____ Document section

Staff ed: How to take care of yourself during finals
Self-care is more than a buzzword for indulging in a pint of ice cream after a breakup—it’s a way to try to maintain a sense of well-being. As a way to help, here are the Editorial Board’s tips for self-care for finals week.
Eat fruits and vegetables
There have definitely been days when my diet consisted of three spoonfuls of Nutella, a cookie from Cafe Bergson and a candy bar. On these days, I’ve noticed something: I feel bad. (Read: like I need to either eat a whopping pile of kale or take a 15-hour nap.) Remember to eat some healthy foods this finals season to keep your mind and body alert. —Ella Chochrek, Editor-in-Chief
Wait, don’t stop reading! I know it’s pretty much the last thing anyone wants to do during finals. It’s easy to think you don’t have time, but just a few minutes a day can help propel you through exams. It’ll get your blood pumping, set a tone for studying and act as the perfect de-stressor. A break to re-energize the body can do just as much for the mind. —Rohan Gupta, Senior Sports Editor
Eat more than just Subway on the weekends
The lack of weekend food options on Danforth Campus can lead to a dangerous pattern of reliance upon Subway sandwiches to avoid walking to other eateries. However, a 10-minute walk can be revitalizing. Better yet, take a break while you eat. It’s tempting to bring a meal to Olin Library, but ultimately you won’t get much work done while eating anyway. —Ali Gold, Senior Cadenza Editor
Put on a face mask
Whether you’re celebrating turning in a final paper, or you’re starting at 2 a.m., applying a face mask is the ultimate DIY “treat yo’ self” strategy. You can easily make one yourself with ingredients like oatmeal, bananas and honey. Don’t let the perceived gender associations of using face masks stop you, either: anyone can enjoy the silky smooth, moisturized skin that comes with this lazy (but indulgent) activity. —Hanusia Higgins, Senior Scene Editor
Take a shower
It doesn’t matter whether you think you need one—although you might after spending 12 straight hours in Olin Library. A shower forces you to leave your screens and just think peacefully for 15 minutes. Plus, you walk out feeling clean, refreshed and ready to tackle whatever is on your plate. Just don’t slip.

________
____ Information shown

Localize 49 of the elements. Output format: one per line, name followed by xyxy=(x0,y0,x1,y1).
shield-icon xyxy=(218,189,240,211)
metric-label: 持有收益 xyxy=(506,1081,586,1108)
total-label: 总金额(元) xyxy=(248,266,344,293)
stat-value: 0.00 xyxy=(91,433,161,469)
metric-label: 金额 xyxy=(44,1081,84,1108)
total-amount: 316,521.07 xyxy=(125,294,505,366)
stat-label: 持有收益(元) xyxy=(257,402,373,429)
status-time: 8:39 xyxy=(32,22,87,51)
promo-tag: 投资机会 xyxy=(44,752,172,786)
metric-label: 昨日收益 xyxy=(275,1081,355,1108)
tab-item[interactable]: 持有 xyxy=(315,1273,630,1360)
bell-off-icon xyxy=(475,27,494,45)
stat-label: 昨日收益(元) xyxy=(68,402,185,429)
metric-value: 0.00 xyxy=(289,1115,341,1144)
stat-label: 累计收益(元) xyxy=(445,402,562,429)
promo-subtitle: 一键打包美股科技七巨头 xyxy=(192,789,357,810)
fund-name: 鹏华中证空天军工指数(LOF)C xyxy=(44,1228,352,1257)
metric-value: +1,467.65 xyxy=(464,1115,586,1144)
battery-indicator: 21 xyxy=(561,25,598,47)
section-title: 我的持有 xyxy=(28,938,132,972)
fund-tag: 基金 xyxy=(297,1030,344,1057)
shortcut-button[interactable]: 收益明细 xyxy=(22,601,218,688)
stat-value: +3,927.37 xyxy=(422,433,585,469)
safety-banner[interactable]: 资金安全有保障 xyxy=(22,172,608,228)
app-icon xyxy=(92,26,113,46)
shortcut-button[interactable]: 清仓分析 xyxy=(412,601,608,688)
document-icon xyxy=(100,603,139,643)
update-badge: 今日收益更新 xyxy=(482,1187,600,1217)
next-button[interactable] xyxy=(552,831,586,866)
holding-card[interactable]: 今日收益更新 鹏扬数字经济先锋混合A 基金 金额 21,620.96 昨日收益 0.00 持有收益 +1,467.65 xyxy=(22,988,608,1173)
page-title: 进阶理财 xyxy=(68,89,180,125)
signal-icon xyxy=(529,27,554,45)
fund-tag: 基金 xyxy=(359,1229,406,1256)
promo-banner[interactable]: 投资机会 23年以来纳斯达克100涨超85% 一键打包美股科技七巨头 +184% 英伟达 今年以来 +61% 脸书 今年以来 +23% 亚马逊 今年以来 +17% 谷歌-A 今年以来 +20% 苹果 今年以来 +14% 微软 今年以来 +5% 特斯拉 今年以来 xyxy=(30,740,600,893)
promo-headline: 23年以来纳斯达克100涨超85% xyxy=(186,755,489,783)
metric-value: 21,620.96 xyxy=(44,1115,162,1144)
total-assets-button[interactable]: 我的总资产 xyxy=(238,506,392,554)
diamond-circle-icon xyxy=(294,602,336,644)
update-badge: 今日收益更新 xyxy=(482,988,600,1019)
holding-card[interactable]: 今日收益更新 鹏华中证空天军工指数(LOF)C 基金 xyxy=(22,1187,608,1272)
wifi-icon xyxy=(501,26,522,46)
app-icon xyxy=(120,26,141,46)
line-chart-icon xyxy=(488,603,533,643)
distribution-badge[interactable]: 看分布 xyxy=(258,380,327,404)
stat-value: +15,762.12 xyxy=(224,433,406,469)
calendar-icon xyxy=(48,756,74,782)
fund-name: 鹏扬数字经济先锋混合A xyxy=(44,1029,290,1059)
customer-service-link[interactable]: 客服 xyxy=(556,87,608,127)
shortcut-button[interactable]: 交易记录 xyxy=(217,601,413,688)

________

• What the task asks: Print the passage from the self-care-during-finals editorial above, starting at "Staff ed: How" and ending at "for finals week.".

• Output for this task:
Staff ed: How to take care of yourself during finals
Self-care is more than a buzzword for indulging in a pint of ice cream after a breakup—it’s a way to try to maintain a sense of well-being. As a way to help, here are the Editorial Board’s tips for self-care for finals week.